### MATERIAL FOR THIS TASK
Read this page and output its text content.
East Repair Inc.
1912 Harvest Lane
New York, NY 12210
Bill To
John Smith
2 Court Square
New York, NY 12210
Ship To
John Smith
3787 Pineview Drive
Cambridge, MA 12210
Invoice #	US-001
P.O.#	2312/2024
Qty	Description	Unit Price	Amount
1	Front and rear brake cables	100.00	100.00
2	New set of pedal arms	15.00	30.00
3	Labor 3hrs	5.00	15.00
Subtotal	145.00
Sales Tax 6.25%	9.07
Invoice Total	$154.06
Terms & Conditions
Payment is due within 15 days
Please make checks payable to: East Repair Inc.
...
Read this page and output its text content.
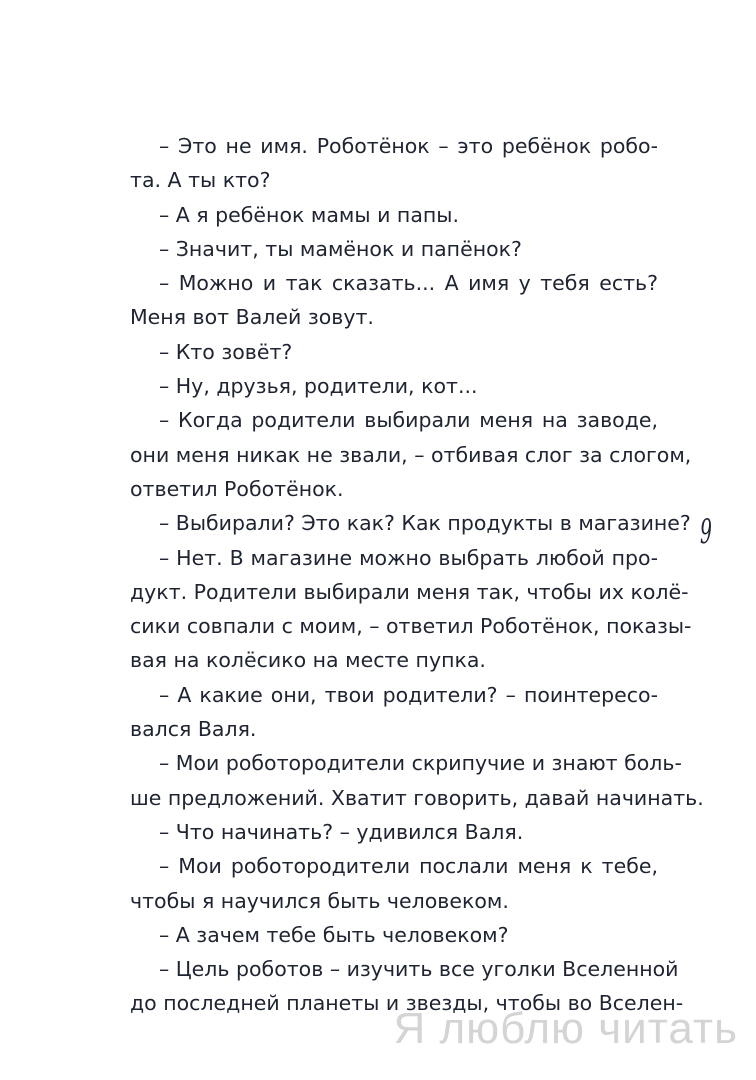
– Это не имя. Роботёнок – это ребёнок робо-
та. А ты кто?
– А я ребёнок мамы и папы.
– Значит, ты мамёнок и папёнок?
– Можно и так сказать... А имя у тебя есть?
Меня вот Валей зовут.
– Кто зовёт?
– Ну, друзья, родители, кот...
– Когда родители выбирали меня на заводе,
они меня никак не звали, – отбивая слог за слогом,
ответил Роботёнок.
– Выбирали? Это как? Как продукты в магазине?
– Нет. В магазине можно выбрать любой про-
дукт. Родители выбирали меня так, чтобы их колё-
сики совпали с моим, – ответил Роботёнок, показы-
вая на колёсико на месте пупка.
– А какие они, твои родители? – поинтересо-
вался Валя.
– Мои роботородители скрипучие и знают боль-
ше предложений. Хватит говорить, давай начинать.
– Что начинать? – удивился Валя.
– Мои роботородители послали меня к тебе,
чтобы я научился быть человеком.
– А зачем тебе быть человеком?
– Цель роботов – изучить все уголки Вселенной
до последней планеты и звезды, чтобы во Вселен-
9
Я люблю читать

### STATED EXERCISE
Go through the records above, find every line with the word "Repair", and list those lines.

### REPLY TO THE TASK
East Repair Inc.
Please make checks payable to: East Repair Inc.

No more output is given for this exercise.